• **Raw records**:
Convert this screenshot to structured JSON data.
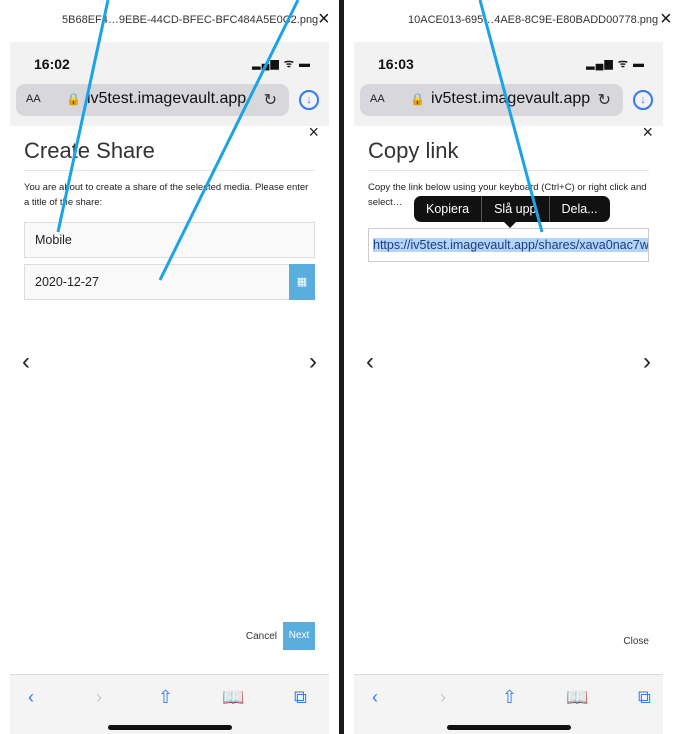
{
  "left": {
    "file_name": "5B68EF4…9EBE-44CD-BFEC-BFC484A5E0C2.png",
    "status_time": "16:02",
    "url": "iv5test.imagevault.app",
    "text_size_label": "AA",
    "dialog": {
      "title": "Create Share",
      "intro_text": "You are about to create a share of the selected media. Please enter a title of the share:",
      "title_value": "Mobile",
      "date_value": "2020-12-27",
      "cancel_label": "Cancel",
      "next_label": "Next"
    }
  },
  "right": {
    "file_name": "10ACE013-695…4AE8-8C9E-E80BADD00778.png",
    "status_time": "16:03",
    "url": "iv5test.imagevault.app",
    "text_size_label": "AA",
    "dialog": {
      "title": "Copy link",
      "intro_text": "Copy the link below using your keyboard (Ctrl+C) or right click and select…",
      "link_value": "https://iv5test.imagevault.app/shares/xava0nac7w",
      "close_label": "Close"
    },
    "context_menu": [
      "Kopiera",
      "Slå upp",
      "Dela..."
    ]
  },
  "icons": {
    "close": "×",
    "lock": "🔒",
    "reload": "↻",
    "download": "↓",
    "calendar": "▦",
    "prev": "‹",
    "next": "›",
    "share": "⇧",
    "bookmarks": "📖",
    "tabs": "⧉",
    "signal": "▂▄▆ ᯤ ▬"
  },
  "colors": {
    "accent": "#5aaede",
    "ios_blue": "#3478f6",
    "annotation": "#1aa3e8"
  }
}
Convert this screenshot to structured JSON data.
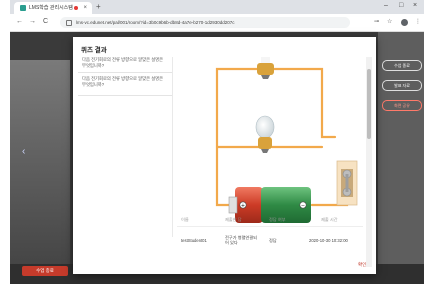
{
  "browser": {
    "tab_title": "LMS학습 관리시스템",
    "new_tab": "+",
    "tab_close": "×",
    "url": "lms-vc.edunet.net/pal/001/room/?id=3b0c9b6b-db8d-4a7e-b270-1d2930dd207c",
    "window_controls": [
      "–",
      "□",
      "×"
    ],
    "nav": [
      "←",
      "→",
      "C"
    ]
  },
  "app": {
    "right_buttons": [
      "수업 종료",
      "발표 자료",
      "화면 공유"
    ],
    "bottom_button": "수업 종료"
  },
  "modal": {
    "title": "퀴즈 결과",
    "questions": [
      "다음 전기회로의 전류 방향으로 알맞은 설명은 무엇입니까?",
      "다음 전기회로의 전류 방향으로 알맞은 설명은 무엇입니까?"
    ],
    "table": {
      "headers": [
        "이름",
        "제출한 답",
        "정답 여부",
        "제출 시간"
      ],
      "row": [
        "testStudent01",
        "전구가 병렬연결되어 있다",
        "정답",
        "2020-10-30 10:32:00"
      ]
    },
    "confirm": "확인"
  },
  "colors": {
    "modal_bg": "#ffffff",
    "wire": "#f2a94b",
    "battery_green": "#3a9a52",
    "battery_red": "#d8432f",
    "confirm": "#c0392b"
  }
}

• **Given request**:
Make a word-for-word copy of the entries, without any pictures.

• **Reply**:
Convert this screenshot to structured JSON data.
{
  "left": {
    "file_name": "5B68EF4…9EBE-44CD-BFEC-BFC484A5E0C2.png",
    "status_time": "16:02",
    "url": "iv5test.imagevault.app",
    "text_size_label": "AA",
    "dialog": {
      "title": "Create Share",
      "intro_text": "You are about to create a share of the selected media. Please enter a title of the share:",
      "title_value": "Mobile",
      "date_value": "2020-12-27",
      "cancel_label": "Cancel",
      "next_label": "Next"
    }
  },
  "right": {
    "file_name": "10ACE013-695…4AE8-8C9E-E80BADD00778.png",
    "status_time": "16:03",
    "url": "iv5test.imagevault.app",
    "text_size_label": "AA",
    "dialog": {
      "title": "Copy link",
      "intro_text": "Copy the link below using your keyboard (Ctrl+C) or right click and select…",
      "link_value": "https://iv5test.imagevault.app/shares/xava0nac7w",
      "close_label": "Close"
    },
    "context_menu": [
      "Kopiera",
      "Slå upp",
      "Dela..."
    ]
  },
  "icons": {
    "close": "×",
    "lock": "🔒",
    "reload": "↻",
    "download": "↓",
    "calendar": "▦",
    "prev": "‹",
    "next": "›",
    "share": "⇧",
    "bookmarks": "📖",
    "tabs": "⧉",
    "signal": "▂▄▆ ᯤ ▬"
  },
  "colors": {
    "accent": "#5aaede",
    "ios_blue": "#3478f6",
    "annotation": "#1aa3e8"
  }
}
Convert this screenshot to structured JSON data.
{
  "browser": {
    "tab_title": "LMS학습 관리시스템",
    "new_tab": "+",
    "tab_close": "×",
    "url": "lms-vc.edunet.net/pal/001/room/?id=3b0c9b6b-db8d-4a7e-b270-1d2930dd207c",
    "window_controls": [
      "–",
      "□",
      "×"
    ],
    "nav": [
      "←",
      "→",
      "C"
    ]
  },
  "app": {
    "right_buttons": [
      "수업 종료",
      "발표 자료",
      "화면 공유"
    ],
    "bottom_button": "수업 종료"
  },
  "modal": {
    "title": "퀴즈 결과",
    "questions": [
      "다음 전기회로의 전류 방향으로 알맞은 설명은 무엇입니까?",
      "다음 전기회로의 전류 방향으로 알맞은 설명은 무엇입니까?"
    ],
    "table": {
      "headers": [
        "이름",
        "제출한 답",
        "정답 여부",
        "제출 시간"
      ],
      "row": [
        "testStudent01",
        "전구가 병렬연결되어 있다",
        "정답",
        "2020-10-30 10:32:00"
      ]
    },
    "confirm": "확인"
  },
  "colors": {
    "modal_bg": "#ffffff",
    "wire": "#f2a94b",
    "battery_green": "#3a9a52",
    "battery_red": "#d8432f",
    "confirm": "#c0392b"
  }
}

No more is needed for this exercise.